** BEGIN The records **
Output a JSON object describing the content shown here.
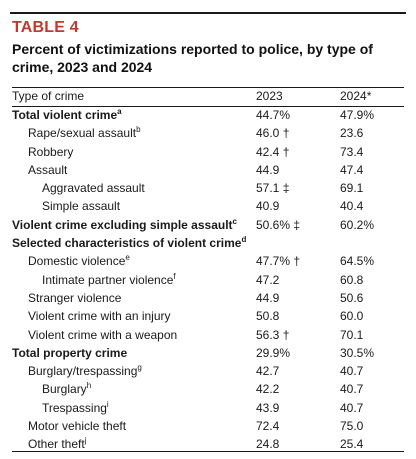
{
  "table_label": "TABLE 4",
  "title": "Percent of victimizations reported to police, by type of crime, 2023 and 2024",
  "header": {
    "type_of_crime": "Type of crime",
    "col_2023": "2023",
    "col_2024": "2024*"
  },
  "rows": [
    {
      "label": "Total violent crime",
      "sup": "a",
      "bold": true,
      "indent": 0,
      "v2023": "44.7%",
      "v2024": "47.9%"
    },
    {
      "label": "Rape/sexual assault",
      "sup": "b",
      "bold": false,
      "indent": 1,
      "v2023": "46.0 †",
      "v2024": "23.6"
    },
    {
      "label": "Robbery",
      "sup": "",
      "bold": false,
      "indent": 1,
      "v2023": "42.4 †",
      "v2024": "73.4"
    },
    {
      "label": "Assault",
      "sup": "",
      "bold": false,
      "indent": 1,
      "v2023": "44.9",
      "v2024": "47.4"
    },
    {
      "label": "Aggravated assault",
      "sup": "",
      "bold": false,
      "indent": 2,
      "v2023": "57.1 ‡",
      "v2024": "69.1"
    },
    {
      "label": "Simple assault",
      "sup": "",
      "bold": false,
      "indent": 2,
      "v2023": "40.9",
      "v2024": "40.4"
    },
    {
      "label": "Violent crime excluding simple assault",
      "sup": "c",
      "bold": true,
      "indent": 0,
      "v2023": "50.6% ‡",
      "v2024": "60.2%"
    },
    {
      "label": "Selected characteristics of violent crime",
      "sup": "d",
      "bold": true,
      "indent": 0,
      "v2023": "",
      "v2024": ""
    },
    {
      "label": "Domestic violence",
      "sup": "e",
      "bold": false,
      "indent": 1,
      "v2023": "47.7% †",
      "v2024": "64.5%"
    },
    {
      "label": "Intimate partner violence",
      "sup": "f",
      "bold": false,
      "indent": 2,
      "v2023": "47.2",
      "v2024": "60.8"
    },
    {
      "label": "Stranger violence",
      "sup": "",
      "bold": false,
      "indent": 1,
      "v2023": "44.9",
      "v2024": "50.6"
    },
    {
      "label": "Violent crime with an injury",
      "sup": "",
      "bold": false,
      "indent": 1,
      "v2023": "50.8",
      "v2024": "60.0"
    },
    {
      "label": "Violent crime with a weapon",
      "sup": "",
      "bold": false,
      "indent": 1,
      "v2023": "56.3 †",
      "v2024": "70.1"
    },
    {
      "label": "Total property crime",
      "sup": "",
      "bold": true,
      "indent": 0,
      "v2023": "29.9%",
      "v2024": "30.5%"
    },
    {
      "label": "Burglary/trespassing",
      "sup": "g",
      "bold": false,
      "indent": 1,
      "v2023": "42.7",
      "v2024": "40.7"
    },
    {
      "label": "Burglary",
      "sup": "h",
      "bold": false,
      "indent": 2,
      "v2023": "42.2",
      "v2024": "40.7"
    },
    {
      "label": "Trespassing",
      "sup": "i",
      "bold": false,
      "indent": 2,
      "v2023": "43.9",
      "v2024": "40.7"
    },
    {
      "label": "Motor vehicle theft",
      "sup": "",
      "bold": false,
      "indent": 1,
      "v2023": "72.4",
      "v2024": "75.0"
    },
    {
      "label": "Other theft",
      "sup": "j",
      "bold": false,
      "indent": 1,
      "v2023": "24.8",
      "v2024": "25.4"
    }
  ],
  "colors": {
    "label_red": "#c0392b",
    "text": "#1a1a1a"
  }
}
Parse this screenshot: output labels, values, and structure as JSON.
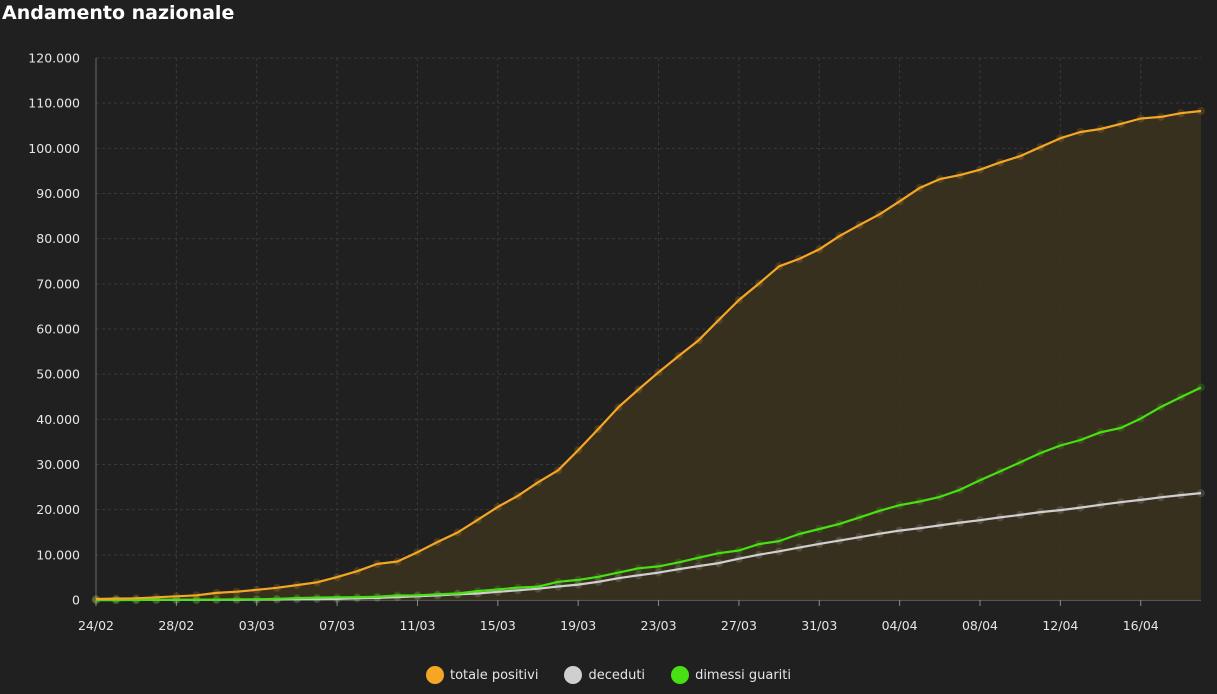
{
  "page": {
    "title": "Andamento nazionale"
  },
  "chart_data": {
    "type": "area",
    "title": "Andamento nazionale",
    "xlabel": "",
    "ylabel": "",
    "ylim": [
      0,
      120000
    ],
    "yticks": [
      0,
      10000,
      20000,
      30000,
      40000,
      50000,
      60000,
      70000,
      80000,
      90000,
      100000,
      110000,
      120000
    ],
    "ytick_labels": [
      "0",
      "10.000",
      "20.000",
      "30.000",
      "40.000",
      "50.000",
      "60.000",
      "70.000",
      "80.000",
      "90.000",
      "100.000",
      "110.000",
      "120.000"
    ],
    "x": [
      "24/02",
      "25/02",
      "26/02",
      "27/02",
      "28/02",
      "29/02",
      "01/03",
      "02/03",
      "03/03",
      "04/03",
      "05/03",
      "06/03",
      "07/03",
      "08/03",
      "09/03",
      "10/03",
      "11/03",
      "12/03",
      "13/03",
      "14/03",
      "15/03",
      "16/03",
      "17/03",
      "18/03",
      "19/03",
      "20/03",
      "21/03",
      "22/03",
      "23/03",
      "24/03",
      "25/03",
      "26/03",
      "27/03",
      "28/03",
      "29/03",
      "30/03",
      "31/03",
      "01/04",
      "02/04",
      "03/04",
      "04/04",
      "05/04",
      "06/04",
      "07/04",
      "08/04",
      "09/04",
      "10/04",
      "11/04",
      "12/04",
      "13/04",
      "14/04",
      "15/04",
      "16/04",
      "17/04",
      "18/04",
      "19/04"
    ],
    "xtick_labels": [
      "24/02",
      "28/02",
      "03/03",
      "07/03",
      "11/03",
      "15/03",
      "19/03",
      "23/03",
      "27/03",
      "31/03",
      "04/04",
      "08/04",
      "12/04",
      "16/04"
    ],
    "grid": true,
    "legend_position": "bottom-center",
    "series": [
      {
        "name": "totale positivi",
        "color": "#f5a623",
        "fill": "#3a3120",
        "filled": true,
        "values": [
          221,
          311,
          385,
          588,
          821,
          1049,
          1577,
          1835,
          2263,
          2706,
          3296,
          3916,
          5061,
          6387,
          7985,
          8514,
          10590,
          12839,
          14955,
          17750,
          20603,
          23073,
          26062,
          28710,
          33190,
          37860,
          42681,
          46638,
          50418,
          54030,
          57521,
          62013,
          66414,
          70065,
          73880,
          75528,
          77635,
          80572,
          83049,
          85388,
          88274,
          91246,
          93187,
          94067,
          95262,
          96877,
          98273,
          100269,
          102253,
          103616,
          104291,
          105418,
          106607,
          106962,
          107771,
          108257
        ]
      },
      {
        "name": "deceduti",
        "color": "#cfcfcf",
        "filled": false,
        "values": [
          7,
          10,
          12,
          17,
          21,
          29,
          34,
          52,
          79,
          107,
          148,
          197,
          233,
          366,
          463,
          631,
          827,
          1016,
          1266,
          1441,
          1809,
          2158,
          2503,
          2978,
          3405,
          4032,
          4825,
          5476,
          6077,
          6820,
          7503,
          8165,
          9134,
          10023,
          10779,
          11591,
          12428,
          13155,
          13915,
          14681,
          15362,
          15887,
          16523,
          17127,
          17669,
          18279,
          18849,
          19468,
          19899,
          20465,
          21067,
          21645,
          22170,
          22745,
          23227,
          23660
        ]
      },
      {
        "name": "dimessi guariti",
        "color": "#46e013",
        "filled": false,
        "values": [
          1,
          1,
          3,
          45,
          46,
          50,
          83,
          149,
          160,
          276,
          414,
          523,
          589,
          622,
          724,
          1004,
          1045,
          1258,
          1439,
          1966,
          2335,
          2749,
          2941,
          4025,
          4440,
          5129,
          6072,
          7024,
          7432,
          8326,
          9362,
          10361,
          10950,
          12384,
          13030,
          14620,
          15729,
          16847,
          18278,
          19758,
          20996,
          21815,
          22837,
          24392,
          26491,
          28470,
          30455,
          32534,
          34211,
          35435,
          37130,
          38092,
          40164,
          42727,
          44927,
          47055
        ]
      }
    ]
  }
}
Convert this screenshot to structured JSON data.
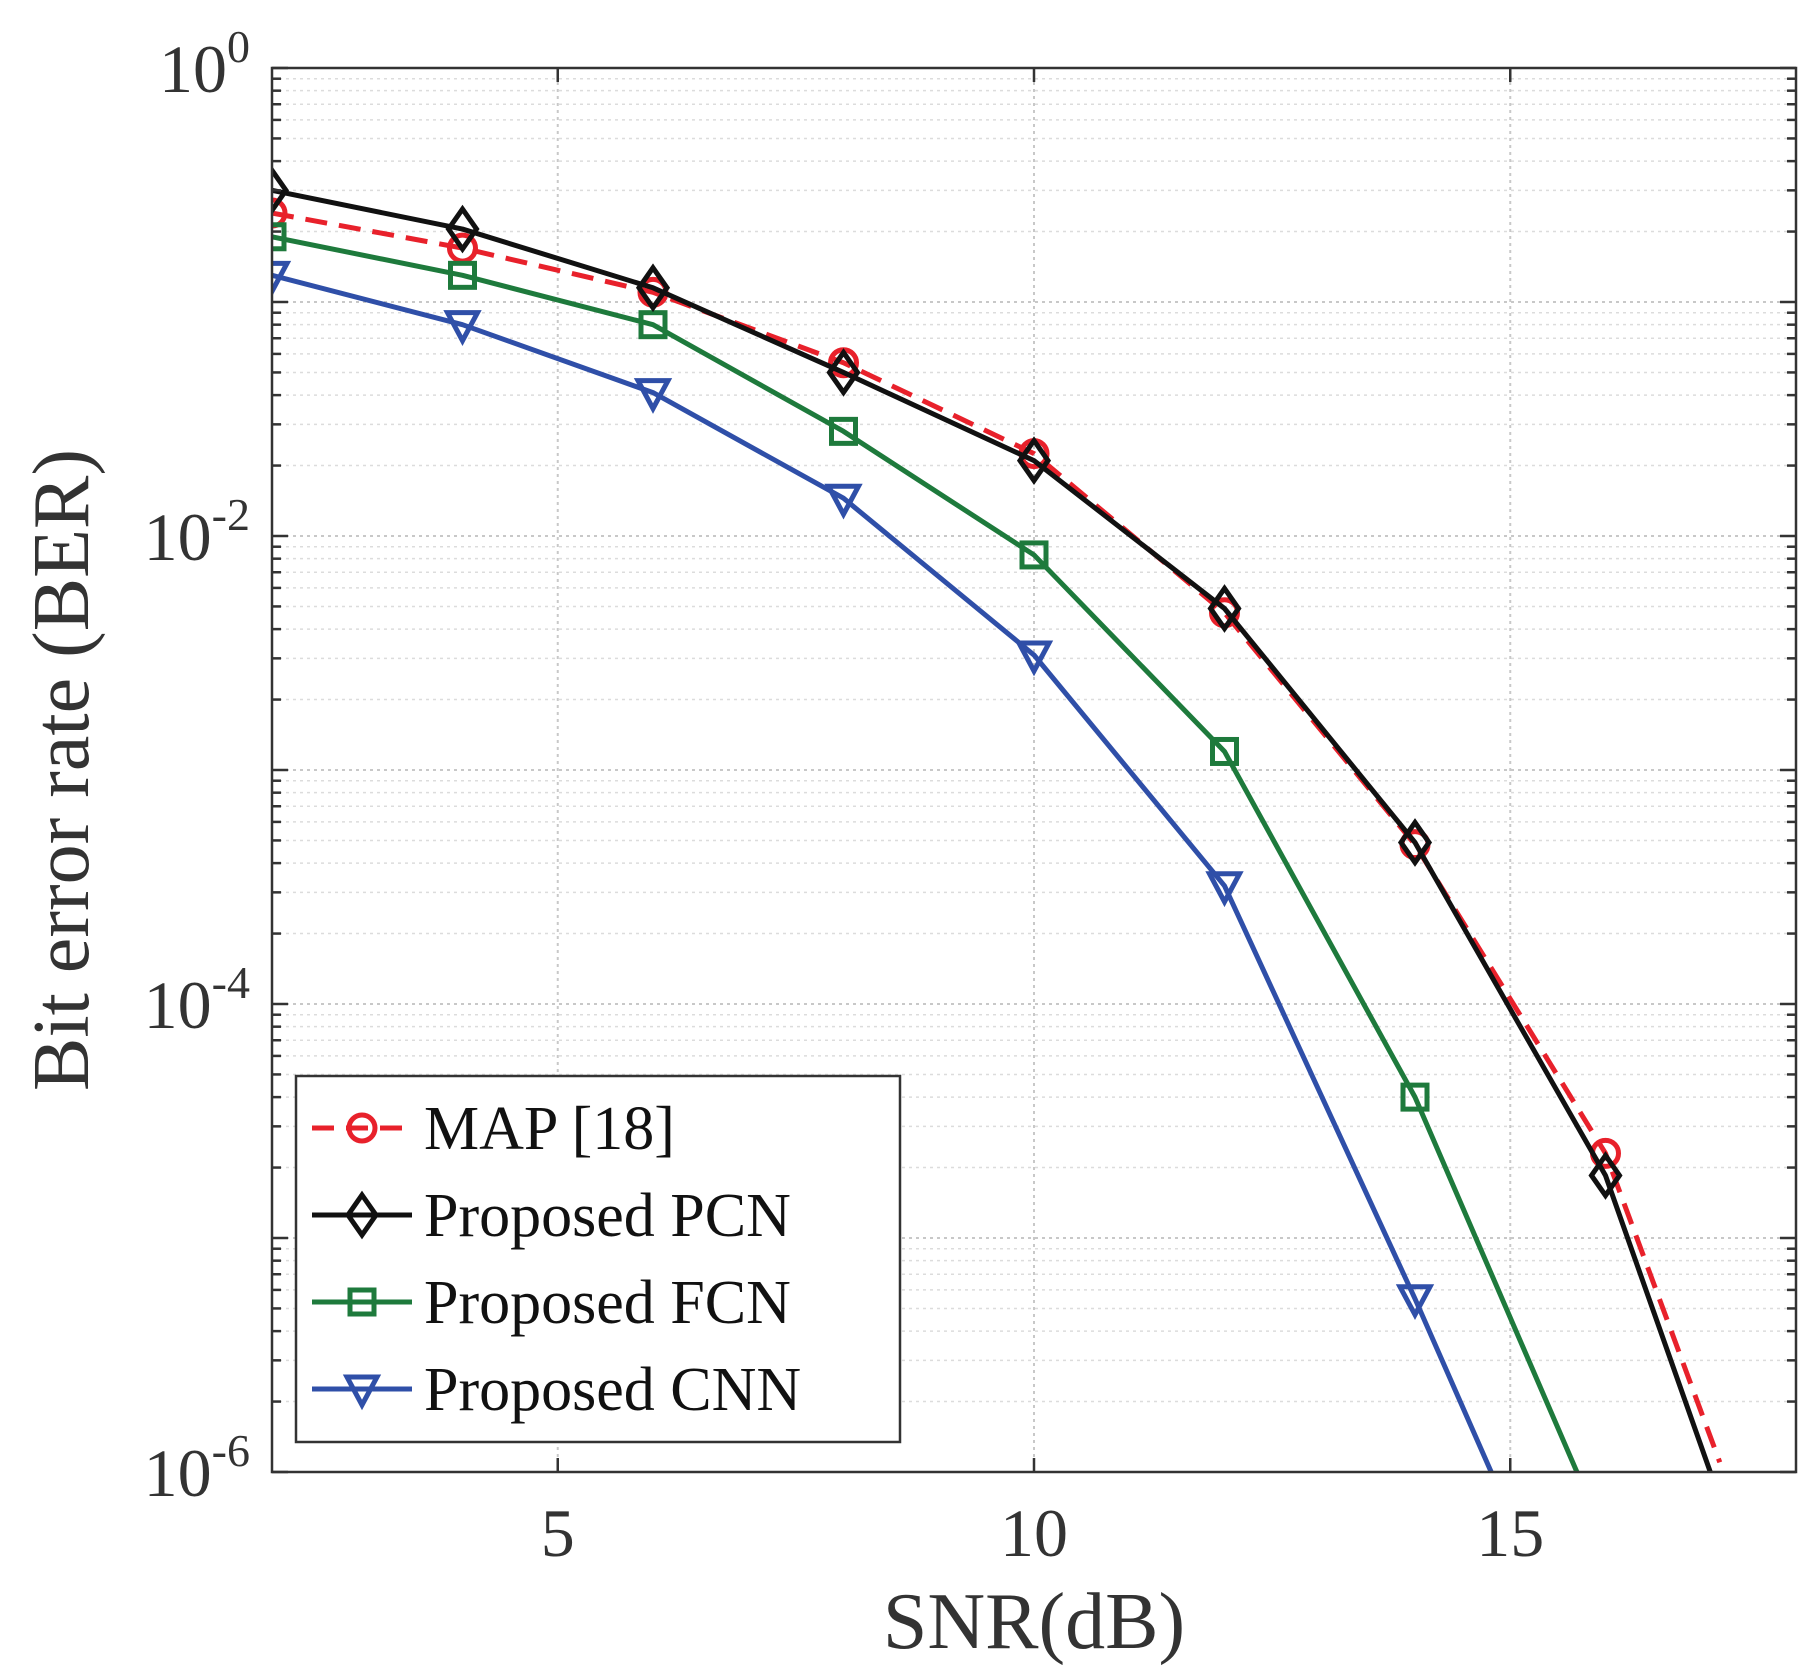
** END The records **
Task objective:
Search the lines for "nazionale". Copy each line that has it.

Output below:
    "title": "Andamento nazionale"
    "title": "Andamento nazionale",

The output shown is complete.